What to do: Your task is to locate every line holding the string "type" and to copy each of them.

## BEGIN

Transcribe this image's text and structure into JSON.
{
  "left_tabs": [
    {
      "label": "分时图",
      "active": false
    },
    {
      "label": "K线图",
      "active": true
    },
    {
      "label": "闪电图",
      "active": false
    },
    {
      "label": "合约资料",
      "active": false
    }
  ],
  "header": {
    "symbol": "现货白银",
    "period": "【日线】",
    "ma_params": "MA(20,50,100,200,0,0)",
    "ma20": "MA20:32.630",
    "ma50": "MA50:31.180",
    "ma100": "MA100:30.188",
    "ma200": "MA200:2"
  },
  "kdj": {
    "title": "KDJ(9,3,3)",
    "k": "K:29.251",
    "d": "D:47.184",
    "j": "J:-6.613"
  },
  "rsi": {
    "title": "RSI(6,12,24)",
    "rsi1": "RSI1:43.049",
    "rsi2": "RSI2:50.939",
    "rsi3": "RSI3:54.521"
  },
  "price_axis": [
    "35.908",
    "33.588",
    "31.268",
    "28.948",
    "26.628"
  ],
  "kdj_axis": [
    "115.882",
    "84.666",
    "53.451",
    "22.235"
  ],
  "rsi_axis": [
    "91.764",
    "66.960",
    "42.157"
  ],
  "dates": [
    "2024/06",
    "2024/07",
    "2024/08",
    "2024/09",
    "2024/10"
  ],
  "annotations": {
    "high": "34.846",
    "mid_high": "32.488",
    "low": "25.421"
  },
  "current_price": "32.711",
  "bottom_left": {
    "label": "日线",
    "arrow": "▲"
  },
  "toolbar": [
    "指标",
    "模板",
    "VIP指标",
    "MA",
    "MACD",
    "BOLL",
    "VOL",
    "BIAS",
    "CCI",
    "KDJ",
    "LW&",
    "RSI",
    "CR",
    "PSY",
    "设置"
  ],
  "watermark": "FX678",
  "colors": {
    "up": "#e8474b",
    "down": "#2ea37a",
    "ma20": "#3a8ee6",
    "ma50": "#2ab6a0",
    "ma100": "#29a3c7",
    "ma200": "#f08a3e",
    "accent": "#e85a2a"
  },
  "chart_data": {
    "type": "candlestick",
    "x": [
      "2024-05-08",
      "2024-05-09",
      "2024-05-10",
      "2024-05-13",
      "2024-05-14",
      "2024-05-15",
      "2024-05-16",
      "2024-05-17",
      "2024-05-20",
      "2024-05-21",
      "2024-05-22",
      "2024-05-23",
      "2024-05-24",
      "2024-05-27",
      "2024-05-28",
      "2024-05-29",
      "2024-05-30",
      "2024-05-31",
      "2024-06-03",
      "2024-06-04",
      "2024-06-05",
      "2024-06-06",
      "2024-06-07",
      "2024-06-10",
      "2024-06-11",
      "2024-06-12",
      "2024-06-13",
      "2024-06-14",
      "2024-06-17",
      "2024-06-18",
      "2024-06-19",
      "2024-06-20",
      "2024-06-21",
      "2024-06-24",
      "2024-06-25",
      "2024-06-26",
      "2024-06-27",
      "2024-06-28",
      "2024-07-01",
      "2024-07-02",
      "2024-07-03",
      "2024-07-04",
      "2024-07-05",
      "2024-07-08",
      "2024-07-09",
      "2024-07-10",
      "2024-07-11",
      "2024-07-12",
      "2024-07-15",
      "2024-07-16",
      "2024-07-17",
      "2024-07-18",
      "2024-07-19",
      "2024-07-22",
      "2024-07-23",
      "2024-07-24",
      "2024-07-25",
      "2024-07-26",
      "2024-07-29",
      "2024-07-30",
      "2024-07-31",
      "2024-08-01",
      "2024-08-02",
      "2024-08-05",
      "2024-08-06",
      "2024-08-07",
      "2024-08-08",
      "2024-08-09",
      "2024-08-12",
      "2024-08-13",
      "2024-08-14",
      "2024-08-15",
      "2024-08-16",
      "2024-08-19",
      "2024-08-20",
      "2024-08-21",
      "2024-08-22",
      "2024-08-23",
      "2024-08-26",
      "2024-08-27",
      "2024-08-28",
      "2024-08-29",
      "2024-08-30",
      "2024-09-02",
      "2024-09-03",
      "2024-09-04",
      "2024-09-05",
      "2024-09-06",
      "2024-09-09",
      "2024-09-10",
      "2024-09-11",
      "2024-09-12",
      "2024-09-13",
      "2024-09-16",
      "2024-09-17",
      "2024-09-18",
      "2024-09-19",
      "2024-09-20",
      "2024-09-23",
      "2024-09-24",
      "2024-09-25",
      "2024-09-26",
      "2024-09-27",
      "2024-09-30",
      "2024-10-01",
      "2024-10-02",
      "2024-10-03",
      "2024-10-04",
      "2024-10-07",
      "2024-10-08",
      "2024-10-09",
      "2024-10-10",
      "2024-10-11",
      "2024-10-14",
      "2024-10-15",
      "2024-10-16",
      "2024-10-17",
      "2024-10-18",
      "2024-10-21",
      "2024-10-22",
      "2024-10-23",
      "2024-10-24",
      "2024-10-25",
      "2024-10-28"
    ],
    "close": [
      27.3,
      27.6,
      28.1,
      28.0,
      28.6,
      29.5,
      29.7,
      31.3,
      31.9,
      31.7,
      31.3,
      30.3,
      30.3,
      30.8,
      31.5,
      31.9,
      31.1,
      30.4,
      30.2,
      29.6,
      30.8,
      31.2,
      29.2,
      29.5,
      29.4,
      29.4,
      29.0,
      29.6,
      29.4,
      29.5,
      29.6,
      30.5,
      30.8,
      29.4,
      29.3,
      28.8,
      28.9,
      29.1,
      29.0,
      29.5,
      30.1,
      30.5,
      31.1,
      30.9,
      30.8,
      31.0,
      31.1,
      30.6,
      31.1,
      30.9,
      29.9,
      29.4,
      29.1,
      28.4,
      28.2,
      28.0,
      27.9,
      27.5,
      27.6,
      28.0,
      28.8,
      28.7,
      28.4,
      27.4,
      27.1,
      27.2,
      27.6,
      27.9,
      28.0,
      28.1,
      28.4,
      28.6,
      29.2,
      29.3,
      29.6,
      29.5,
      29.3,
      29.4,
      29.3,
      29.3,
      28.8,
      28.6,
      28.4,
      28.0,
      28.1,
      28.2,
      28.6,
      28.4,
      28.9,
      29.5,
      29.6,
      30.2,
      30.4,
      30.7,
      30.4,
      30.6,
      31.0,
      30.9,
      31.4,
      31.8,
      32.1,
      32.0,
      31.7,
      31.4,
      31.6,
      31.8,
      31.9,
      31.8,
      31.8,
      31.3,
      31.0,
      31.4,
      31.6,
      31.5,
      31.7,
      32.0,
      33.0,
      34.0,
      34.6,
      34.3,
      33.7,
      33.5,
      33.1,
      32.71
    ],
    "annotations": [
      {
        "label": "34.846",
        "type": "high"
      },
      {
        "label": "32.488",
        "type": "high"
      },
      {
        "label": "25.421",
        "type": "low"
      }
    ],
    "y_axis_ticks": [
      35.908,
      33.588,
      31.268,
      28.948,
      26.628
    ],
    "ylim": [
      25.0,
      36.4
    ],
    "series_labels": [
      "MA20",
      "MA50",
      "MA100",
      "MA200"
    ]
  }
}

## END

Task response:
    "type": "candlestick",
        "type": "high"
        "type": "high"
        "type": "low"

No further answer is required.